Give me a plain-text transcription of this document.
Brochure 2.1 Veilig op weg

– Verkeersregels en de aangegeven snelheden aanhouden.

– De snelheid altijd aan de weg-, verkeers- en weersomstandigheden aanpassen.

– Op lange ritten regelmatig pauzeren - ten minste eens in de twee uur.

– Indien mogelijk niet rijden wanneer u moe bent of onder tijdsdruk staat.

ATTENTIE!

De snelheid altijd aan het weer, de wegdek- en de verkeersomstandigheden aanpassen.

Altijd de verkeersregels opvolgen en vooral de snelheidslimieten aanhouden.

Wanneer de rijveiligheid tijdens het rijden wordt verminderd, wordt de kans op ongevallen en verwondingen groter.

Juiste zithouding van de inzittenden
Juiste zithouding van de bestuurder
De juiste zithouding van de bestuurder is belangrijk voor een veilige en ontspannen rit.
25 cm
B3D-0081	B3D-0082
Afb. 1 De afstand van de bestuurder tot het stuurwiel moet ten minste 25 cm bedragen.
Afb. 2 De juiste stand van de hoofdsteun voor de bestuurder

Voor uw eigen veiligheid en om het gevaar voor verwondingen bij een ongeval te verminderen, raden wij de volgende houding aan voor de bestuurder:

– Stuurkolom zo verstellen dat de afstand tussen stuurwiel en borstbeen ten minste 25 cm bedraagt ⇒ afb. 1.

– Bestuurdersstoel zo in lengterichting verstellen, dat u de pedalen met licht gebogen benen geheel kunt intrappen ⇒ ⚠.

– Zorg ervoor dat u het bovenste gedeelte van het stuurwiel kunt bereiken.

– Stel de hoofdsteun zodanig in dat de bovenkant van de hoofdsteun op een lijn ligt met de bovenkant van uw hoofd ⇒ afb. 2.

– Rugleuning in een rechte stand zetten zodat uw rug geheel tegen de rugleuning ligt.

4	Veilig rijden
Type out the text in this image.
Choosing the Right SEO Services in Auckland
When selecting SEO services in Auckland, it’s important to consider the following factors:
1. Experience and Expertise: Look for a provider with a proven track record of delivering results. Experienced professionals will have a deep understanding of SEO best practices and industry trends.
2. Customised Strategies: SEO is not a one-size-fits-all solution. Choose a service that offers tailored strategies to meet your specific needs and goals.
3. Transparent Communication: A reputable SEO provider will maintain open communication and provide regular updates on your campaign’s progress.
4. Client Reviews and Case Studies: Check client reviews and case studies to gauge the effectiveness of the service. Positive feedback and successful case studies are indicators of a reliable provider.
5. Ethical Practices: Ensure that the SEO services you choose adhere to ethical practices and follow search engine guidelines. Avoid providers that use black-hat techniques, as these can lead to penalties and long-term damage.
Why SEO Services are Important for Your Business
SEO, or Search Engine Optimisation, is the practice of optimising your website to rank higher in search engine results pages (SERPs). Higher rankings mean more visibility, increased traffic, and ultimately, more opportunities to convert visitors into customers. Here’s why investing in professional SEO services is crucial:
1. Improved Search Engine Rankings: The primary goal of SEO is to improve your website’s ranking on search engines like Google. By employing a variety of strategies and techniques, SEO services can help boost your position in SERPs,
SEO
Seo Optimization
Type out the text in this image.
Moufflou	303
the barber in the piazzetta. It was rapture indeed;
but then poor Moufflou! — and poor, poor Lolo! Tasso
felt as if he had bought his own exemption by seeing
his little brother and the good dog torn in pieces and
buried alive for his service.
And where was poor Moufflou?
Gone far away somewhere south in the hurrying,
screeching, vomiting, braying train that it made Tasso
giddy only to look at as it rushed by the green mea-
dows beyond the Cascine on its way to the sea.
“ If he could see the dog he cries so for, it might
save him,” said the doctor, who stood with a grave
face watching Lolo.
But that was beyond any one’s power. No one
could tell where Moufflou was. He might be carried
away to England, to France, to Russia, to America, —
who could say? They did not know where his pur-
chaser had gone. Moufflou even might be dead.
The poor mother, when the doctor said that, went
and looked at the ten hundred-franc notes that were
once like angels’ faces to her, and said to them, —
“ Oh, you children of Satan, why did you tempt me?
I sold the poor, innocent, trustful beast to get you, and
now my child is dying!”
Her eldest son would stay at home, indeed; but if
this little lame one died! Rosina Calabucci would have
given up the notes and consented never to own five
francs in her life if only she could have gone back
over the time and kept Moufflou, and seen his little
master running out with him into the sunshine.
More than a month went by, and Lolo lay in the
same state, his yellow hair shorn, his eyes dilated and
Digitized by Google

===

### Set task
Lines that include the word "rijden" are to be extracted from the data above.

### Exercise output
– Indien mogelijk niet rijden wanneer u moe bent of onder tijdsdruk staat.
Wanneer de rijveiligheid tijdens het rijden wordt verminderd, wordt de kans op ongevallen en verwondingen groter.
4	Veilig rijden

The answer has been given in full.